Set task: Track down the lines that contain "畅所欲言" and copy them.

Given information:
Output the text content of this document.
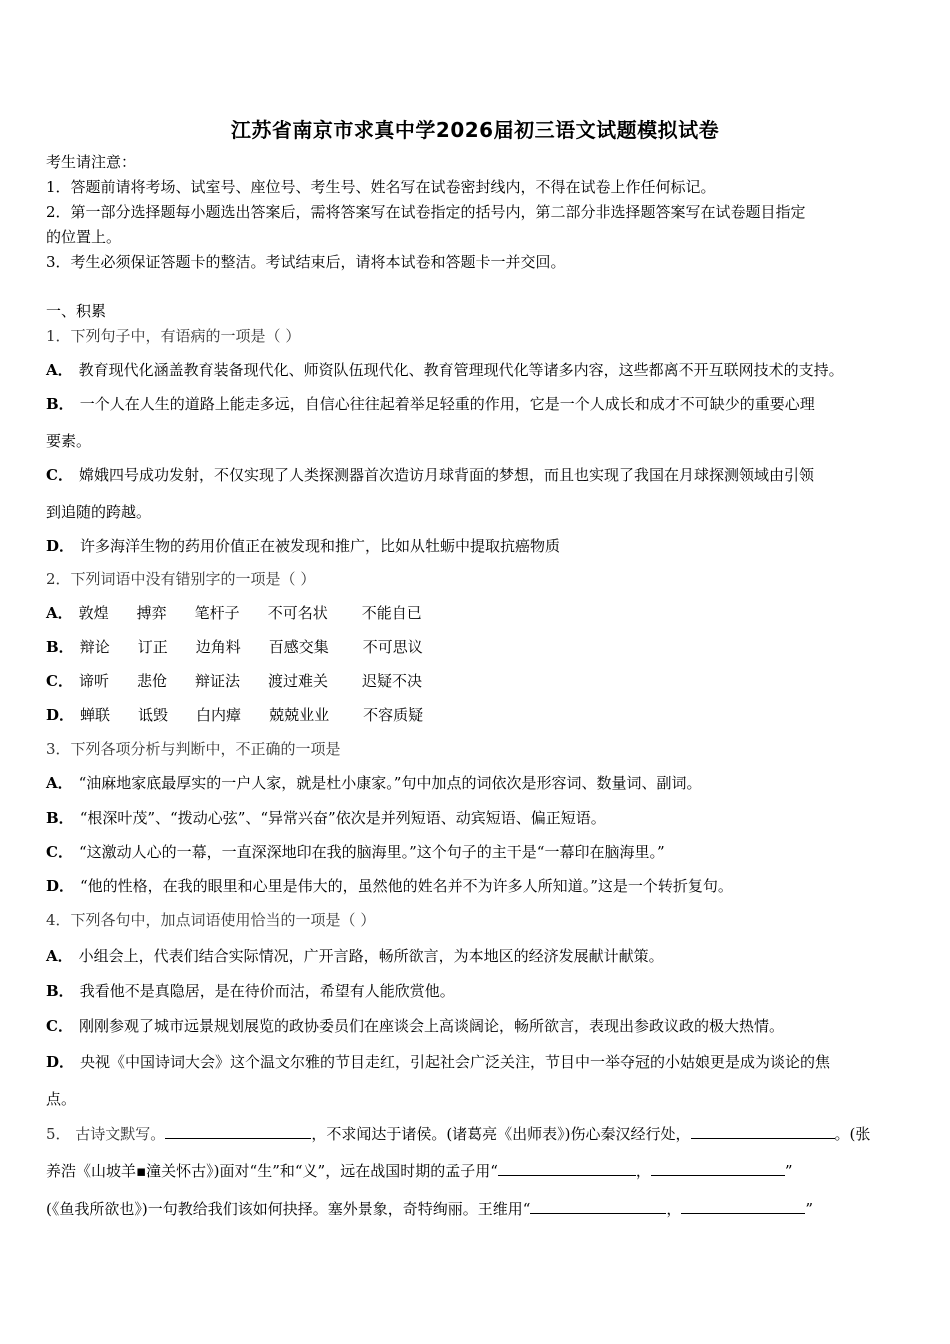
江苏省南京市求真中学2026届初三语文试题模拟试卷
考生请注意：
1．答题前请将考场、试室号、座位号、考生号、姓名写在试卷密封线内，不得在试卷上作任何标记。
2．第一部分选择题每小题选出答案后，需将答案写在试卷指定的括号内，第二部分非选择题答案写在试卷题目指定
的位置上。
3．考生必须保证答题卡的整洁。考试结束后，请将本试卷和答题卡一并交回。
一、积累
1．下列句子中，有语病的一项是（ ）
A． 教育现代化涵盖教育装备现代化、师资队伍现代化、教育管理现代化等诸多内容，这些都离不开互联网技术的支持。
B． 一个人在人生的道路上能走多远，自信心往往起着举足轻重的作用，它是一个人成长和成才不可缺少的重要心理
要素。
C． 嫦娥四号成功发射，不仅实现了人类探测器首次造访月球背面的梦想，而且也实现了我国在月球探测领域由引领
到追随的跨越。
D． 许多海洋生物的药用价值正在被发现和推广，比如从牡蛎中提取抗癌物质
2．下列词语中没有错别字的一项是（ ）
A． 敦煌 搏弈 笔杆子 不可名状 不能自已
B． 辩论 订正 边角料 百感交集 不可思议
C． 谛听 悲伧 辩证法 渡过难关 迟疑不决
D． 蝉联 诋毁 白内瘴 兢兢业业 不容质疑
3．下列各项分析与判断中，不正确的一项是
A． “油麻地家底最厚实的一户人家，就是杜小康家。”句中加点的词依次是形容词、数量词、副词。
B． “根深叶茂”、“拨动心弦”、“异常兴奋”依次是并列短语、动宾短语、偏正短语。
C． “这激动人心的一幕，一直深深地印在我的脑海里。”这个句子的主干是“一幕印在脑海里。”
D． “他的性格，在我的眼里和心里是伟大的，虽然他的姓名并不为许多人所知道。”这是一个转折复句。
4．下列各句中，加点词语使用恰当的一项是（ ）
A． 小组会上，代表们结合实际情况，广开言路，畅所欲言，为本地区的经济发展献计献策。
B． 我看他不是真隐居，是在待价而沽，希望有人能欣赏他。
C． 刚刚参观了城市远景规划展览的政协委员们在座谈会上高谈阔论，畅所欲言，表现出参政议政的极大热情。
D． 央视《中国诗词大会》这个温文尔雅的节目走红，引起社会广泛关注，节目中一举夺冠的小姑娘更是成为谈论的焦
点。
5． 古诗文默写。	，不求闻达于诸侯。(诸葛亮《出师表》)伤心秦汉经行处，	。(张
养浩《山坡羊▪潼关怀古》)面对“生”和“义”，远在战国时期的孟子用“	，	”
(《鱼我所欲也》)一句教给我们该如何抉择。塞外景象，奇特绚丽。王维用“	，	”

Written answer:
A． 小组会上，代表们结合实际情况，广开言路，畅所欲言，为本地区的经济发展献计献策。
C． 刚刚参观了城市远景规划展览的政协委员们在座谈会上高谈阔论，畅所欲言，表现出参政议政的极大热情。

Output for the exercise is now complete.